▶ [Objective]: Copy out all of the data below with no alterations.

▶ [Recorded information]:
-- start --
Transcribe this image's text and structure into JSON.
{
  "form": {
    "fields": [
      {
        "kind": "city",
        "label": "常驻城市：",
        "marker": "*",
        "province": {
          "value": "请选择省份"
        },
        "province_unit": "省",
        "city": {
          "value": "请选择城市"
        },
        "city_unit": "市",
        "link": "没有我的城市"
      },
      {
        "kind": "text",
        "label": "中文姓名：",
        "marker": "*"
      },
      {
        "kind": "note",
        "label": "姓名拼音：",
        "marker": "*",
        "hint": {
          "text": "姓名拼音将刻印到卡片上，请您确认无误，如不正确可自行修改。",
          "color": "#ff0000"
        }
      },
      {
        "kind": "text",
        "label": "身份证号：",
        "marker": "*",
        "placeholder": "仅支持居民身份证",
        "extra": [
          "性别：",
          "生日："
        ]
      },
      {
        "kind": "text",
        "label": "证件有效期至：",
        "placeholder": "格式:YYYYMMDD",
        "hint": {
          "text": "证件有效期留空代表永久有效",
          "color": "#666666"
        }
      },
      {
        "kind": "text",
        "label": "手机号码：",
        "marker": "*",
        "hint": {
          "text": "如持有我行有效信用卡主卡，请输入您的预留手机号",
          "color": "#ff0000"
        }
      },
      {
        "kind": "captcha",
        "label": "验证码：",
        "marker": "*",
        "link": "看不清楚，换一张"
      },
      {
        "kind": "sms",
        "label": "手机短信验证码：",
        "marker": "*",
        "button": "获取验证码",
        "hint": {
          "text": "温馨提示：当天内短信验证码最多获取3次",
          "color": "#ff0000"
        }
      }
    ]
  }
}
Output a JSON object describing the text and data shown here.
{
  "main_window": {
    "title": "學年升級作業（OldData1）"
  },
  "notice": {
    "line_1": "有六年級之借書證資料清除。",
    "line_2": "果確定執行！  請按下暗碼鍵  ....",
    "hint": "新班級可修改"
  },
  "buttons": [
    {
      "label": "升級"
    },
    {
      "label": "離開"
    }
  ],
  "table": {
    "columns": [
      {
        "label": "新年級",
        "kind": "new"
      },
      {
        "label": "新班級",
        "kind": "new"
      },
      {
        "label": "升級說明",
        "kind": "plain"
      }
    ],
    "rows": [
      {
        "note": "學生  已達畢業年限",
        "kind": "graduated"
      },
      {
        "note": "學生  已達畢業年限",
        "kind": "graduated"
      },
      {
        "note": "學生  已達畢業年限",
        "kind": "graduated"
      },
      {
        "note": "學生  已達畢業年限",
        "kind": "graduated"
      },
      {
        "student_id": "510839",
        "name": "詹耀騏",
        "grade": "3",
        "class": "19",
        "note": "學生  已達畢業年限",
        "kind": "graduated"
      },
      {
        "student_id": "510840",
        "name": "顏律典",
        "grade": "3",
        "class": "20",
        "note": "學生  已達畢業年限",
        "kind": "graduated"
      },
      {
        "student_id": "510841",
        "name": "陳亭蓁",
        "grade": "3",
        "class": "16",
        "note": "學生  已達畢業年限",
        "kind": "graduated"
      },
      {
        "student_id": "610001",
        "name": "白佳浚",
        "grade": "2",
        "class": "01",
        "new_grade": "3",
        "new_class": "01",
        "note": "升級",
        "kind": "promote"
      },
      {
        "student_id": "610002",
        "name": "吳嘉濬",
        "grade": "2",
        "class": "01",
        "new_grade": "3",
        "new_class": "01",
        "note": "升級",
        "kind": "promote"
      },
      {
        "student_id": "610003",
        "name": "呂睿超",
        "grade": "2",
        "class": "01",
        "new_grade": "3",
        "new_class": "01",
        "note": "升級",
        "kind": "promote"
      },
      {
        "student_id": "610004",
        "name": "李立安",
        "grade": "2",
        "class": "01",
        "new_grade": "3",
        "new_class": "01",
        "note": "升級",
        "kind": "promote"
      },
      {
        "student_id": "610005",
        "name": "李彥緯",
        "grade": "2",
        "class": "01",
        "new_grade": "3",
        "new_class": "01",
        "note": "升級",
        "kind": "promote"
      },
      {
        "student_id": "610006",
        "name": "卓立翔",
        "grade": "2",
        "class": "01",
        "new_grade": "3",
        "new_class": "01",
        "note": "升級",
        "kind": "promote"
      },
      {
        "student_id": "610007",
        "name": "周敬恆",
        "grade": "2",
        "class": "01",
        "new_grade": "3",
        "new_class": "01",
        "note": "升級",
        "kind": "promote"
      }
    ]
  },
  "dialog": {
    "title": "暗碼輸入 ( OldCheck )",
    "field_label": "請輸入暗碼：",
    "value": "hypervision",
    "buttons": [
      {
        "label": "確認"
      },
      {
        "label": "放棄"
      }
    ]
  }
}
-- end --
▶ [Complete answer]:
Transcribe this image's text and structure into JSON.
{
  "form": {
    "fields": [
      {
        "kind": "city",
        "label": "常驻城市：",
        "marker": "*",
        "province": {
          "value": "请选择省份"
        },
        "province_unit": "省",
        "city": {
          "value": "请选择城市"
        },
        "city_unit": "市",
        "link": "没有我的城市"
      },
      {
        "kind": "text",
        "label": "中文姓名：",
        "marker": "*"
      },
      {
        "kind": "note",
        "label": "姓名拼音：",
        "marker": "*",
        "hint": {
          "text": "姓名拼音将刻印到卡片上，请您确认无误，如不正确可自行修改。",
          "color": "#ff0000"
        }
      },
      {
        "kind": "text",
        "label": "身份证号：",
        "marker": "*",
        "placeholder": "仅支持居民身份证",
        "extra": [
          "性别：",
          "生日："
        ]
      },
      {
        "kind": "text",
        "label": "证件有效期至：",
        "placeholder": "格式:YYYYMMDD",
        "hint": {
          "text": "证件有效期留空代表永久有效",
          "color": "#666666"
        }
      },
      {
        "kind": "text",
        "label": "手机号码：",
        "marker": "*",
        "hint": {
          "text": "如持有我行有效信用卡主卡，请输入您的预留手机号",
          "color": "#ff0000"
        }
      },
      {
        "kind": "captcha",
        "label": "验证码：",
        "marker": "*",
        "link": "看不清楚，换一张"
      },
      {
        "kind": "sms",
        "label": "手机短信验证码：",
        "marker": "*",
        "button": "获取验证码",
        "hint": {
          "text": "温馨提示：当天内短信验证码最多获取3次",
          "color": "#ff0000"
        }
      }
    ]
  }
}
Output a JSON object describing the text and data shown here.
{
  "main_window": {
    "title": "學年升級作業（OldData1）"
  },
  "notice": {
    "line_1": "有六年級之借書證資料清除。",
    "line_2": "果確定執行！  請按下暗碼鍵  ....",
    "hint": "新班級可修改"
  },
  "buttons": [
    {
      "label": "升級"
    },
    {
      "label": "離開"
    }
  ],
  "table": {
    "columns": [
      {
        "label": "新年級",
        "kind": "new"
      },
      {
        "label": "新班級",
        "kind": "new"
      },
      {
        "label": "升級說明",
        "kind": "plain"
      }
    ],
    "rows": [
      {
        "note": "學生  已達畢業年限",
        "kind": "graduated"
      },
      {
        "note": "學生  已達畢業年限",
        "kind": "graduated"
      },
      {
        "note": "學生  已達畢業年限",
        "kind": "graduated"
      },
      {
        "note": "學生  已達畢業年限",
        "kind": "graduated"
      },
      {
        "student_id": "510839",
        "name": "詹耀騏",
        "grade": "3",
        "class": "19",
        "note": "學生  已達畢業年限",
        "kind": "graduated"
      },
      {
        "student_id": "510840",
        "name": "顏律典",
        "grade": "3",
        "class": "20",
        "note": "學生  已達畢業年限",
        "kind": "graduated"
      },
      {
        "student_id": "510841",
        "name": "陳亭蓁",
        "grade": "3",
        "class": "16",
        "note": "學生  已達畢業年限",
        "kind": "graduated"
      },
      {
        "student_id": "610001",
        "name": "白佳浚",
        "grade": "2",
        "class": "01",
        "new_grade": "3",
        "new_class": "01",
        "note": "升級",
        "kind": "promote"
      },
      {
        "student_id": "610002",
        "name": "吳嘉濬",
        "grade": "2",
        "class": "01",
        "new_grade": "3",
        "new_class": "01",
        "note": "升級",
        "kind": "promote"
      },
      {
        "student_id": "610003",
        "name": "呂睿超",
        "grade": "2",
        "class": "01",
        "new_grade": "3",
        "new_class": "01",
        "note": "升級",
        "kind": "promote"
      },
      {
        "student_id": "610004",
        "name": "李立安",
        "grade": "2",
        "class": "01",
        "new_grade": "3",
        "new_class": "01",
        "note": "升級",
        "kind": "promote"
      },
      {
        "student_id": "610005",
        "name": "李彥緯",
        "grade": "2",
        "class": "01",
        "new_grade": "3",
        "new_class": "01",
        "note": "升級",
        "kind": "promote"
      },
      {
        "student_id": "610006",
        "name": "卓立翔",
        "grade": "2",
        "class": "01",
        "new_grade": "3",
        "new_class": "01",
        "note": "升級",
        "kind": "promote"
      },
      {
        "student_id": "610007",
        "name": "周敬恆",
        "grade": "2",
        "class": "01",
        "new_grade": "3",
        "new_class": "01",
        "note": "升級",
        "kind": "promote"
      }
    ]
  },
  "dialog": {
    "title": "暗碼輸入 ( OldCheck )",
    "field_label": "請輸入暗碼：",
    "value": "hypervision",
    "buttons": [
      {
        "label": "確認"
      },
      {
        "label": "放棄"
      }
    ]
  }
}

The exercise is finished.